TO DO:
Exactly reproduce each entry, leaving out nothing.

RAW RECORDS:
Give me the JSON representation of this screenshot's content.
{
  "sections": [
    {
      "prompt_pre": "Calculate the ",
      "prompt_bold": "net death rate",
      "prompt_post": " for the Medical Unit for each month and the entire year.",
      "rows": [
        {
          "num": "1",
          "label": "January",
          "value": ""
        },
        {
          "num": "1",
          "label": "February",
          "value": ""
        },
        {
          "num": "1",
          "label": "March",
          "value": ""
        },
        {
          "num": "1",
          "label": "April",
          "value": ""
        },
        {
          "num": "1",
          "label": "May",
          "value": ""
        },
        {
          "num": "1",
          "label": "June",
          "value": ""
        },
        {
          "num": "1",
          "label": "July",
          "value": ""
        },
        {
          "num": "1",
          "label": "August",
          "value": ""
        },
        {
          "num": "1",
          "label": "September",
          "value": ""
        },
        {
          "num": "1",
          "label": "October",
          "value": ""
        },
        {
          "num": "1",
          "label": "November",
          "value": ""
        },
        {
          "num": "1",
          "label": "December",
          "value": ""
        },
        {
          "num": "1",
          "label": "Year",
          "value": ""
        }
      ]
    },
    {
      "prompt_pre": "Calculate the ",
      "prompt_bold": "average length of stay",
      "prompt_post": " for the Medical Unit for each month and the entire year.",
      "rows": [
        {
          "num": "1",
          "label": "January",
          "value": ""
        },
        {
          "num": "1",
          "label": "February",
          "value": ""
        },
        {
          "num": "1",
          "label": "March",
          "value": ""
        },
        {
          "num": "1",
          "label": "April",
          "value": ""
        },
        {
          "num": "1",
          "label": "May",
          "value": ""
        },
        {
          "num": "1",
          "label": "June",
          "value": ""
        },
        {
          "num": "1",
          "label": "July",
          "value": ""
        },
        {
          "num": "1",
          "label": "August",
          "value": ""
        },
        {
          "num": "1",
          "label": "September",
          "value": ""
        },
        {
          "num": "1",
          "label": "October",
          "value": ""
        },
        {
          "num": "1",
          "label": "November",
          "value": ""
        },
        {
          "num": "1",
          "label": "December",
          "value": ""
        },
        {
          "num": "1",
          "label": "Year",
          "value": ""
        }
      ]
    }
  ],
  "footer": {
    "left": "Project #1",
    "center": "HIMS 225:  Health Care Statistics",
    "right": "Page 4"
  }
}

TASK OUTPUT:
Give me the JSON representation of this screenshot's content.
{
  "sections": [
    {
      "prompt_pre": "Calculate the ",
      "prompt_bold": "net death rate",
      "prompt_post": " for the Medical Unit for each month and the entire year.",
      "rows": [
        {
          "num": "1",
          "label": "January",
          "value": ""
        },
        {
          "num": "1",
          "label": "February",
          "value": ""
        },
        {
          "num": "1",
          "label": "March",
          "value": ""
        },
        {
          "num": "1",
          "label": "April",
          "value": ""
        },
        {
          "num": "1",
          "label": "May",
          "value": ""
        },
        {
          "num": "1",
          "label": "June",
          "value": ""
        },
        {
          "num": "1",
          "label": "July",
          "value": ""
        },
        {
          "num": "1",
          "label": "August",
          "value": ""
        },
        {
          "num": "1",
          "label": "September",
          "value": ""
        },
        {
          "num": "1",
          "label": "October",
          "value": ""
        },
        {
          "num": "1",
          "label": "November",
          "value": ""
        },
        {
          "num": "1",
          "label": "December",
          "value": ""
        },
        {
          "num": "1",
          "label": "Year",
          "value": ""
        }
      ]
    },
    {
      "prompt_pre": "Calculate the ",
      "prompt_bold": "average length of stay",
      "prompt_post": " for the Medical Unit for each month and the entire year.",
      "rows": [
        {
          "num": "1",
          "label": "January",
          "value": ""
        },
        {
          "num": "1",
          "label": "February",
          "value": ""
        },
        {
          "num": "1",
          "label": "March",
          "value": ""
        },
        {
          "num": "1",
          "label": "April",
          "value": ""
        },
        {
          "num": "1",
          "label": "May",
          "value": ""
        },
        {
          "num": "1",
          "label": "June",
          "value": ""
        },
        {
          "num": "1",
          "label": "July",
          "value": ""
        },
        {
          "num": "1",
          "label": "August",
          "value": ""
        },
        {
          "num": "1",
          "label": "September",
          "value": ""
        },
        {
          "num": "1",
          "label": "October",
          "value": ""
        },
        {
          "num": "1",
          "label": "November",
          "value": ""
        },
        {
          "num": "1",
          "label": "December",
          "value": ""
        },
        {
          "num": "1",
          "label": "Year",
          "value": ""
        }
      ]
    }
  ],
  "footer": {
    "left": "Project #1",
    "center": "HIMS 225:  Health Care Statistics",
    "right": "Page 4"
  }
}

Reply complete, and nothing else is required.